Write out the material again exactly, please, and omit the pictures.
:: Input material ::
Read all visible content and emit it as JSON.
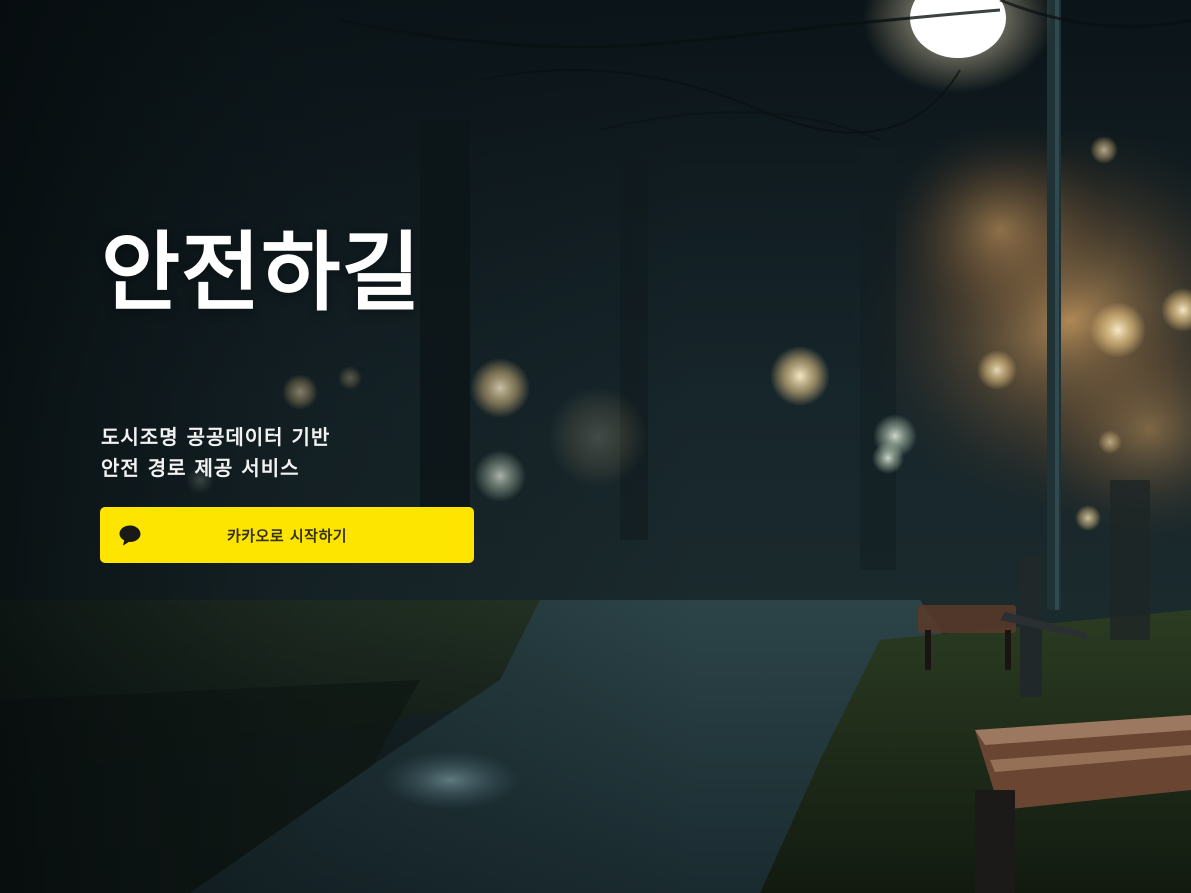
{
  "hero": {
    "title": "안전하길",
    "subtitle_line1": "도시조명 공공데이터 기반",
    "subtitle_line2": "안전 경로 제공 서비스"
  },
  "login": {
    "kakao_label": "카카오로 시작하기",
    "icon": "speech-bubble-icon"
  },
  "colors": {
    "kakao_yellow": "#FEE500",
    "kakao_text": "#191919",
    "title_text": "#FFFFFF"
  }
}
:::
• Response for this exercise:
Read all visible content and emit it as JSON.
{
  "hero": {
    "title": "안전하길",
    "subtitle_line1": "도시조명 공공데이터 기반",
    "subtitle_line2": "안전 경로 제공 서비스"
  },
  "login": {
    "kakao_label": "카카오로 시작하기",
    "icon": "speech-bubble-icon"
  },
  "colors": {
    "kakao_yellow": "#FEE500",
    "kakao_text": "#191919",
    "title_text": "#FFFFFF"
  }
}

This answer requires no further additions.